§ Written request
Print the complete set of entries exactly.

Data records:
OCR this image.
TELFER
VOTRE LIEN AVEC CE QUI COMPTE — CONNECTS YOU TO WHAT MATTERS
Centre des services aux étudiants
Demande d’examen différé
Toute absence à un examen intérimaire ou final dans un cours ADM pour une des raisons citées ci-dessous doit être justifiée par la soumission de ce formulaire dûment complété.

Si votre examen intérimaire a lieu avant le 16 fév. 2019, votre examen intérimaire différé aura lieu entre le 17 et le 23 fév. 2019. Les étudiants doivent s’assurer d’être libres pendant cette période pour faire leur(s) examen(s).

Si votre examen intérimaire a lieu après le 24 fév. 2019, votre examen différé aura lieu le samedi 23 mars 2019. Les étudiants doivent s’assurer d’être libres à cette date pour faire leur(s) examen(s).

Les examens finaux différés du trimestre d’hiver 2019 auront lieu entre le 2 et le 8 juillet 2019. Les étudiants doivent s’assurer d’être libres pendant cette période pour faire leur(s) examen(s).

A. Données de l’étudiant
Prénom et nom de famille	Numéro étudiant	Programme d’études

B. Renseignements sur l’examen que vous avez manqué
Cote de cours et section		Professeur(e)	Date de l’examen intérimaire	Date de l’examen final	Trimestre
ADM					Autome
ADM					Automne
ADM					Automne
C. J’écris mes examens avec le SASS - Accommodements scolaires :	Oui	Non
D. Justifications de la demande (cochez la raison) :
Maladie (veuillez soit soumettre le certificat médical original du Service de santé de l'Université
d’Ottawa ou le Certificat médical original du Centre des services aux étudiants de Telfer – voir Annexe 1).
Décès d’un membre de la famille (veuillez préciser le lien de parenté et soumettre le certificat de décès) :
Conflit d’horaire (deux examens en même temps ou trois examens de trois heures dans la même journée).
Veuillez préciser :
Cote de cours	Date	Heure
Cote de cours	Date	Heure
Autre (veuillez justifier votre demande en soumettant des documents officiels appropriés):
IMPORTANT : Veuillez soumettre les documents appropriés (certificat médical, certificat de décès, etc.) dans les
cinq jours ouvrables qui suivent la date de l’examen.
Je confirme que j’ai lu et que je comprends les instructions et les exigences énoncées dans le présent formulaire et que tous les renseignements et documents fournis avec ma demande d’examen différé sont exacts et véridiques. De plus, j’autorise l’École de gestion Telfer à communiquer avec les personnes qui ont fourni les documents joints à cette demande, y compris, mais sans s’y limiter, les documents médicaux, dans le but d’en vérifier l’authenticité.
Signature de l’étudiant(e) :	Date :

§ The result
OCR this image.
TELFER
VOTRE LIEN AVEC CE QUI COMPTE — CONNECTS YOU TO WHAT MATTERS
Centre des services aux étudiants
Demande d’examen différé
Toute absence à un examen intérimaire ou final dans un cours ADM pour une des raisons citées ci-dessous doit être justifiée par la soumission de ce formulaire dûment complété.

Si votre examen intérimaire a lieu avant le 16 fév. 2019, votre examen intérimaire différé aura lieu entre le 17 et le 23 fév. 2019. Les étudiants doivent s’assurer d’être libres pendant cette période pour faire leur(s) examen(s).

Si votre examen intérimaire a lieu après le 24 fév. 2019, votre examen différé aura lieu le samedi 23 mars 2019. Les étudiants doivent s’assurer d’être libres à cette date pour faire leur(s) examen(s).

Les examens finaux différés du trimestre d’hiver 2019 auront lieu entre le 2 et le 8 juillet 2019. Les étudiants doivent s’assurer d’être libres pendant cette période pour faire leur(s) examen(s).

A. Données de l’étudiant
Prénom et nom de famille	Numéro étudiant	Programme d’études

B. Renseignements sur l’examen que vous avez manqué
Cote de cours et section		Professeur(e)	Date de l’examen intérimaire	Date de l’examen final	Trimestre
ADM					Autome
ADM					Automne
ADM					Automne
C. J’écris mes examens avec le SASS - Accommodements scolaires :	Oui	Non
D. Justifications de la demande (cochez la raison) :
Maladie (veuillez soit soumettre le certificat médical original du Service de santé de l'Université
d’Ottawa ou le Certificat médical original du Centre des services aux étudiants de Telfer – voir Annexe 1).
Décès d’un membre de la famille (veuillez préciser le lien de parenté et soumettre le certificat de décès) :
Conflit d’horaire (deux examens en même temps ou trois examens de trois heures dans la même journée).
Veuillez préciser :
Cote de cours	Date	Heure
Cote de cours	Date	Heure
Autre (veuillez justifier votre demande en soumettant des documents officiels appropriés):
IMPORTANT : Veuillez soumettre les documents appropriés (certificat médical, certificat de décès, etc.) dans les
cinq jours ouvrables qui suivent la date de l’examen.
Je confirme que j’ai lu et que je comprends les instructions et les exigences énoncées dans le présent formulaire et que tous les renseignements et documents fournis avec ma demande d’examen différé sont exacts et véridiques. De plus, j’autorise l’École de gestion Telfer à communiquer avec les personnes qui ont fourni les documents joints à cette demande, y compris, mais sans s’y limiter, les documents médicaux, dans le but d’en vérifier l’authenticité.
Signature de l’étudiant(e) :	Date :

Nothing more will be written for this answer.